DATASET RECORDS:
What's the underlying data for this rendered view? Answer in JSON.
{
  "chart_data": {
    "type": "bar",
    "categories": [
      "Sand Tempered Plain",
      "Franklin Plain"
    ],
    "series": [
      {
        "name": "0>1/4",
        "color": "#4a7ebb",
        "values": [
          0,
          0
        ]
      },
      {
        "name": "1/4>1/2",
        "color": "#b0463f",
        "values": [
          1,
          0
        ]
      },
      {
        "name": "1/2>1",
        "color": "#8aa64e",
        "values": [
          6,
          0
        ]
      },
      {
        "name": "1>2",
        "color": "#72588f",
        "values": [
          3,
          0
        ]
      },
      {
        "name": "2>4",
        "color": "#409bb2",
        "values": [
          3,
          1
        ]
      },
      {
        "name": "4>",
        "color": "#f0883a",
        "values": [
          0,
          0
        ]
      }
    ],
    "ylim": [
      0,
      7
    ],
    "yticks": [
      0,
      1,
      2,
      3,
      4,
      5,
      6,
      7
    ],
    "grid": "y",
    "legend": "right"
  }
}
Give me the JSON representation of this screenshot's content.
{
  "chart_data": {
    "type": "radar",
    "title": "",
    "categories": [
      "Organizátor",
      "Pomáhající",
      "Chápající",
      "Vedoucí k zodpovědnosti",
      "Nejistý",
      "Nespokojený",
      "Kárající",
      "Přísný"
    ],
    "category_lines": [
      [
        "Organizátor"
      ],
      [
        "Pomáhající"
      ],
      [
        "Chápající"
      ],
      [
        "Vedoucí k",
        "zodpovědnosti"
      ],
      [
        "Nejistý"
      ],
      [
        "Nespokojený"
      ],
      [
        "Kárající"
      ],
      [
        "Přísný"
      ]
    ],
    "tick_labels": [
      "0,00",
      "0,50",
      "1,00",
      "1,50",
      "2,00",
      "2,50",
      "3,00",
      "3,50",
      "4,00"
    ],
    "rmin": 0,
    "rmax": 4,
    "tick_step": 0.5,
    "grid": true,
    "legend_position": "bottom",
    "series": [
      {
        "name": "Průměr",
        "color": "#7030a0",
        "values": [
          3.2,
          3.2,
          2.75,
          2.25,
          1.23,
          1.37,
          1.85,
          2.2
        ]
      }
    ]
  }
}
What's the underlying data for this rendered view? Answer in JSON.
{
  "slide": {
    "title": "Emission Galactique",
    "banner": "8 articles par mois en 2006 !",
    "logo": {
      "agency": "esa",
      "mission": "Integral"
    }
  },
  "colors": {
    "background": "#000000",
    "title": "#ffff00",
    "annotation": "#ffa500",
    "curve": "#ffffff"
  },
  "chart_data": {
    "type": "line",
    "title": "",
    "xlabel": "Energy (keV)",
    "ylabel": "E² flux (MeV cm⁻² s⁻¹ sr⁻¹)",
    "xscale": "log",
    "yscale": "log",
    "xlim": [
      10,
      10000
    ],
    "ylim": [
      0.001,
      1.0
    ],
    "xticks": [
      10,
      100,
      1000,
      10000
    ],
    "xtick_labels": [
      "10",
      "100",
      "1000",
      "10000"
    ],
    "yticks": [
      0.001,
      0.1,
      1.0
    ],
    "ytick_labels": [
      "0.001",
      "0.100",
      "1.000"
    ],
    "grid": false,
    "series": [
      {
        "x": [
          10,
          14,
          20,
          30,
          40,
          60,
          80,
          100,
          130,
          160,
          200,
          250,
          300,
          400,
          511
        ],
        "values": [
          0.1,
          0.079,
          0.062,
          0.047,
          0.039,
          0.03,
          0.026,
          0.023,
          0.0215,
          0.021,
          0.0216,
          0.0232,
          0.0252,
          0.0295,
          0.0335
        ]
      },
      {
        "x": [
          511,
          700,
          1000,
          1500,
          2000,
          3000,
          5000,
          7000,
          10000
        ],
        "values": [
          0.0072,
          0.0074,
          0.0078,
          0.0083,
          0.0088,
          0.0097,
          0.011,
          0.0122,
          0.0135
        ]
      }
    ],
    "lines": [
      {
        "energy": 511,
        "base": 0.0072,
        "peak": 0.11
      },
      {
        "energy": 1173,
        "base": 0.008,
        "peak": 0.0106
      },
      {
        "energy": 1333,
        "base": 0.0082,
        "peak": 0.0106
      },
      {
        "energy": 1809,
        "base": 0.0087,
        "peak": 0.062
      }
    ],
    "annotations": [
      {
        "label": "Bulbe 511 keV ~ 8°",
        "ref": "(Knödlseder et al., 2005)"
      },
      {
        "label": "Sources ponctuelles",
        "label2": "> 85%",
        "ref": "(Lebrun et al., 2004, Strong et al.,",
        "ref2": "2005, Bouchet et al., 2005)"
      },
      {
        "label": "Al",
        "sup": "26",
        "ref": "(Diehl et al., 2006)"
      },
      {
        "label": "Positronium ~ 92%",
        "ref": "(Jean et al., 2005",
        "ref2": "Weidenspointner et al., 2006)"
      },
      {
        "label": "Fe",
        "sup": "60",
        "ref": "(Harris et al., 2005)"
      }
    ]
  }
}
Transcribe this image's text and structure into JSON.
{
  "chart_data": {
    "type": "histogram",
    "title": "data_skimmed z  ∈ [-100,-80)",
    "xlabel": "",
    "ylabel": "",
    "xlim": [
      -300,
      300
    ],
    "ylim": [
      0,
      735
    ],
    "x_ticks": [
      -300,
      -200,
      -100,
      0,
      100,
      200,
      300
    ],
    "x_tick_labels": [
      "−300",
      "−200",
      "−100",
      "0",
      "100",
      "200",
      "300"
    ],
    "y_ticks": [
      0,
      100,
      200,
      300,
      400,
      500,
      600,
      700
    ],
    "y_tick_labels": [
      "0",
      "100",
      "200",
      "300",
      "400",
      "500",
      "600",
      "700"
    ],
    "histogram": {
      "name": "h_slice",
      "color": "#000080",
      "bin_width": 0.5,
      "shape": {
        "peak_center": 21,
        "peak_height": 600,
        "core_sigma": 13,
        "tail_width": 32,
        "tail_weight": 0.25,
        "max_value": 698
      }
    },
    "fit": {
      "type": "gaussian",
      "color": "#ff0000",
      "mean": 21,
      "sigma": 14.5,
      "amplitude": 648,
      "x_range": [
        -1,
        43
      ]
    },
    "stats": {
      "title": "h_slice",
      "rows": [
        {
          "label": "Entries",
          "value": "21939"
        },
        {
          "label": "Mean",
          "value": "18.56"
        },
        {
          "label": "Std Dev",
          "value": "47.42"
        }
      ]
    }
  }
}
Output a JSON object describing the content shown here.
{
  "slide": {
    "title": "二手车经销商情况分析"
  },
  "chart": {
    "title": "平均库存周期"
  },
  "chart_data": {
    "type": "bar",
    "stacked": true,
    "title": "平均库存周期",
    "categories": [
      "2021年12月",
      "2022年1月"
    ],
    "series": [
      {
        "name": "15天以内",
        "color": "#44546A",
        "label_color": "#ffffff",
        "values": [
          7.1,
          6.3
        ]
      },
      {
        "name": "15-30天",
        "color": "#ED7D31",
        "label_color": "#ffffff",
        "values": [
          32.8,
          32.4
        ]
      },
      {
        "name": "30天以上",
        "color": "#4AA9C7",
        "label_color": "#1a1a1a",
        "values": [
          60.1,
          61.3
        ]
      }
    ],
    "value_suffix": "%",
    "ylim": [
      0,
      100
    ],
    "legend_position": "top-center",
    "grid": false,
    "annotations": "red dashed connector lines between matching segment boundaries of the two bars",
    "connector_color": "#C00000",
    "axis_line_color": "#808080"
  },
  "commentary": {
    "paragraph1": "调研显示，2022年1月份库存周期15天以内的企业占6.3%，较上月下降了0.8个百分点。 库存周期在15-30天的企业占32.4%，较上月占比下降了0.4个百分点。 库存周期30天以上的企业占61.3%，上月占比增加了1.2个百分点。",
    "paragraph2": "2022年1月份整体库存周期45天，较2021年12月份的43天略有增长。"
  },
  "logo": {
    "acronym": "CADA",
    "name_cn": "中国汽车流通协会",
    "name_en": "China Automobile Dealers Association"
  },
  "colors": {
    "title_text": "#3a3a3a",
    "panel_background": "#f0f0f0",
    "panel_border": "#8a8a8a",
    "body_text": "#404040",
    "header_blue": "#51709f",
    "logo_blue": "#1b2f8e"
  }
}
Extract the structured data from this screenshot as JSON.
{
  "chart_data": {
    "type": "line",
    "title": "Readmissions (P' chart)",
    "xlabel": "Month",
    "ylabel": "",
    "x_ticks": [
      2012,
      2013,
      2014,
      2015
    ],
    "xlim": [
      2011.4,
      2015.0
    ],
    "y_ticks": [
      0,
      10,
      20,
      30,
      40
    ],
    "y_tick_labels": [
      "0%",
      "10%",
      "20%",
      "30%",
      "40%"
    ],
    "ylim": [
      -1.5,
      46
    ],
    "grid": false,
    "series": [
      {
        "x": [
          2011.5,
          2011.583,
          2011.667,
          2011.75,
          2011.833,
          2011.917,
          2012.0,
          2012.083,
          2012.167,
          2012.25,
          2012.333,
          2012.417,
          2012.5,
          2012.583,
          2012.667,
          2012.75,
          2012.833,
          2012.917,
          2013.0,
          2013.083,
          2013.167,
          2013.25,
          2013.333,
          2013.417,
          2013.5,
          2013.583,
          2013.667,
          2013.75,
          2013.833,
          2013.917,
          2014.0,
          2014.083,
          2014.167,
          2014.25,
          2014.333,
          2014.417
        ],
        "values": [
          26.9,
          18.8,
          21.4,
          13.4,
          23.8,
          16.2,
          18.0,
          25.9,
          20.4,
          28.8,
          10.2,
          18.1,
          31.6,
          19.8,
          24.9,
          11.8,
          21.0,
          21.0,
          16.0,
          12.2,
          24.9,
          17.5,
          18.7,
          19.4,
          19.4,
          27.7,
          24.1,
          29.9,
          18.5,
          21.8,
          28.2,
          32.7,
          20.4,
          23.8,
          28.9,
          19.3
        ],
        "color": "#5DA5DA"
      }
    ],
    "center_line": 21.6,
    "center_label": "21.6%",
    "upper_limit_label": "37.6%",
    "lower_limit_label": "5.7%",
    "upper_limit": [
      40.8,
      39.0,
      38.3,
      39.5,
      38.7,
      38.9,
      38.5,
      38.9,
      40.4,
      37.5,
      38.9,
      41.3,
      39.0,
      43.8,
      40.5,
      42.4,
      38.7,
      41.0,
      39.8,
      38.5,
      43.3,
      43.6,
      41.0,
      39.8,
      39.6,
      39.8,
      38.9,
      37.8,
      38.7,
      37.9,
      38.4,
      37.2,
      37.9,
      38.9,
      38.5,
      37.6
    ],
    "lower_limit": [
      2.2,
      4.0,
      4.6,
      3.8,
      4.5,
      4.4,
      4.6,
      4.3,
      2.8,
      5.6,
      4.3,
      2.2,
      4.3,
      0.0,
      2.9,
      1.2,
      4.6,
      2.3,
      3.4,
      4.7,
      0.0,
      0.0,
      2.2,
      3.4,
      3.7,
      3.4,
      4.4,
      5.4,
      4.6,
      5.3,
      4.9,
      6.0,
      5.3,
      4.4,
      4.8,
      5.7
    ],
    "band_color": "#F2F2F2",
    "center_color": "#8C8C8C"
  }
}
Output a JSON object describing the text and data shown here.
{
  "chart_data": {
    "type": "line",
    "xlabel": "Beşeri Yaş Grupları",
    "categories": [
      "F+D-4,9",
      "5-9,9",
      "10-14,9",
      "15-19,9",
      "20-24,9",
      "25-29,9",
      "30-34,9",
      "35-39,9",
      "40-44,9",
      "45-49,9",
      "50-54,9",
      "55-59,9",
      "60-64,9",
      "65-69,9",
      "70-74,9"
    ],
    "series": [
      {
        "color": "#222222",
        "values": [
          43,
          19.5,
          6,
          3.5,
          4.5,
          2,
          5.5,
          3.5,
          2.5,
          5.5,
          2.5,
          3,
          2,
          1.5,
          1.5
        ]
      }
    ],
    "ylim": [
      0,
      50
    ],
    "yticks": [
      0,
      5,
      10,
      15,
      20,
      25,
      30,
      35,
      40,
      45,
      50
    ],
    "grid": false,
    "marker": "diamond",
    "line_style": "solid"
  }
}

OBJECTIVE: Across the material above, count every line holding "shown" and write down only the number.

THE COMPLETED TASK: 2